- GIVEN EXERCISE -
Quote the listing below in its entirety.

- Extracts from a graphics dataset -
/---
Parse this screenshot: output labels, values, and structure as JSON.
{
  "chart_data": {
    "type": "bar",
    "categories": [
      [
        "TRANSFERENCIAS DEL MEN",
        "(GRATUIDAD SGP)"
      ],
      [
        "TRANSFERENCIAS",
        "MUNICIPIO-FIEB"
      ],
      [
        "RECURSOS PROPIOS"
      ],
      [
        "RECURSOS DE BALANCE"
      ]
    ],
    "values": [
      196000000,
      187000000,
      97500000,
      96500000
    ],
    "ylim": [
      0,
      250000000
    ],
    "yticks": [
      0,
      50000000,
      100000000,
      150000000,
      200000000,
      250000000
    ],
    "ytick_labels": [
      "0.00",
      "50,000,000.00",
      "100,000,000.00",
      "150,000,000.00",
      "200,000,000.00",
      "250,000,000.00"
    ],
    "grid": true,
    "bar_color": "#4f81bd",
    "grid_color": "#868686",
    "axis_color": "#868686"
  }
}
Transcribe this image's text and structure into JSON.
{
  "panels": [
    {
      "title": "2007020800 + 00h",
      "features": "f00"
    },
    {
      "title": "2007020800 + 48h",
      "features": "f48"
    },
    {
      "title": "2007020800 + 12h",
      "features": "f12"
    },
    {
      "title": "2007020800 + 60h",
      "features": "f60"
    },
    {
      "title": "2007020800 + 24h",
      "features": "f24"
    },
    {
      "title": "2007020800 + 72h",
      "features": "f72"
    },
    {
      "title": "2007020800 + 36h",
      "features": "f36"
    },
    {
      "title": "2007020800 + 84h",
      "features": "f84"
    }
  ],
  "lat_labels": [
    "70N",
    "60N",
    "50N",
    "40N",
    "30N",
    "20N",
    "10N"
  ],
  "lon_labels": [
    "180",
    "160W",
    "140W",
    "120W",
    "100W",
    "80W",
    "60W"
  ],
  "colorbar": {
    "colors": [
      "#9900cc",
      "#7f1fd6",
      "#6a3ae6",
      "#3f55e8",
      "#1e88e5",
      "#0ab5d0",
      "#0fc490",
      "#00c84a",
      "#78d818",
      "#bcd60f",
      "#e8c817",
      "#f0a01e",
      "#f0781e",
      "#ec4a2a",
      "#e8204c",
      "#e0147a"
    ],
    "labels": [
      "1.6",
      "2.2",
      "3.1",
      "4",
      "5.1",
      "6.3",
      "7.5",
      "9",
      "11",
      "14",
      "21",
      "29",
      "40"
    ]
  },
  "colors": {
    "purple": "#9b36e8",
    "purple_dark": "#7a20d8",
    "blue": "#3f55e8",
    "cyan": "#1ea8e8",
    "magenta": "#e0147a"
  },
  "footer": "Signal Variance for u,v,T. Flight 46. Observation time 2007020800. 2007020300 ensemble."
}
\---
- ANSWER TO THIS TASK -
Parse this screenshot: output labels, values, and structure as JSON.
{
  "chart_data": {
    "type": "bar",
    "categories": [
      [
        "TRANSFERENCIAS DEL MEN",
        "(GRATUIDAD SGP)"
      ],
      [
        "TRANSFERENCIAS",
        "MUNICIPIO-FIEB"
      ],
      [
        "RECURSOS PROPIOS"
      ],
      [
        "RECURSOS DE BALANCE"
      ]
    ],
    "values": [
      196000000,
      187000000,
      97500000,
      96500000
    ],
    "ylim": [
      0,
      250000000
    ],
    "yticks": [
      0,
      50000000,
      100000000,
      150000000,
      200000000,
      250000000
    ],
    "ytick_labels": [
      "0.00",
      "50,000,000.00",
      "100,000,000.00",
      "150,000,000.00",
      "200,000,000.00",
      "250,000,000.00"
    ],
    "grid": true,
    "bar_color": "#4f81bd",
    "grid_color": "#868686",
    "axis_color": "#868686"
  }
}
Transcribe this image's text and structure into JSON.
{
  "panels": [
    {
      "title": "2007020800 + 00h",
      "features": "f00"
    },
    {
      "title": "2007020800 + 48h",
      "features": "f48"
    },
    {
      "title": "2007020800 + 12h",
      "features": "f12"
    },
    {
      "title": "2007020800 + 60h",
      "features": "f60"
    },
    {
      "title": "2007020800 + 24h",
      "features": "f24"
    },
    {
      "title": "2007020800 + 72h",
      "features": "f72"
    },
    {
      "title": "2007020800 + 36h",
      "features": "f36"
    },
    {
      "title": "2007020800 + 84h",
      "features": "f84"
    }
  ],
  "lat_labels": [
    "70N",
    "60N",
    "50N",
    "40N",
    "30N",
    "20N",
    "10N"
  ],
  "lon_labels": [
    "180",
    "160W",
    "140W",
    "120W",
    "100W",
    "80W",
    "60W"
  ],
  "colorbar": {
    "colors": [
      "#9900cc",
      "#7f1fd6",
      "#6a3ae6",
      "#3f55e8",
      "#1e88e5",
      "#0ab5d0",
      "#0fc490",
      "#00c84a",
      "#78d818",
      "#bcd60f",
      "#e8c817",
      "#f0a01e",
      "#f0781e",
      "#ec4a2a",
      "#e8204c",
      "#e0147a"
    ],
    "labels": [
      "1.6",
      "2.2",
      "3.1",
      "4",
      "5.1",
      "6.3",
      "7.5",
      "9",
      "11",
      "14",
      "21",
      "29",
      "40"
    ]
  },
  "colors": {
    "purple": "#9b36e8",
    "purple_dark": "#7a20d8",
    "blue": "#3f55e8",
    "cyan": "#1ea8e8",
    "magenta": "#e0147a"
  },
  "footer": "Signal Variance for u,v,T. Flight 46. Observation time 2007020800. 2007020300 ensemble."
}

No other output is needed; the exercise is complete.